Records from a data collection

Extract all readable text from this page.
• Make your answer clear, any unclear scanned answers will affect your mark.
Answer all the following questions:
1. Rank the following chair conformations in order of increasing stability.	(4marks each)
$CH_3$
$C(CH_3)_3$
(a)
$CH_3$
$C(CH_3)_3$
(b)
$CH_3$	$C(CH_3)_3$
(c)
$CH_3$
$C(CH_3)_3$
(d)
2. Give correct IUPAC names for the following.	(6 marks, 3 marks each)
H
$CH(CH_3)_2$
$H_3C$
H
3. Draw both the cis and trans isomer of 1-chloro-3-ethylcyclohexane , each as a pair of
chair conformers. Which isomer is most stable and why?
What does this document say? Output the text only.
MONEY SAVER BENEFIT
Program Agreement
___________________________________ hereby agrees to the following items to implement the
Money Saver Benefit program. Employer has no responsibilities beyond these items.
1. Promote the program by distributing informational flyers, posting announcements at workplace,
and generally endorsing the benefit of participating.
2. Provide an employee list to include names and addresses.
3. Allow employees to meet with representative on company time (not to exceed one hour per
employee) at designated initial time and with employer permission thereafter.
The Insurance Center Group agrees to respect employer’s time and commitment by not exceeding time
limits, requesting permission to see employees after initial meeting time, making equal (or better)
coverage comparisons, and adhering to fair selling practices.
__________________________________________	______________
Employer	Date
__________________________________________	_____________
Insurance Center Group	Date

**YOUR TASK**
State only the number of lines in these entries that contain "isomer".

**EXERCISE RESULT**
2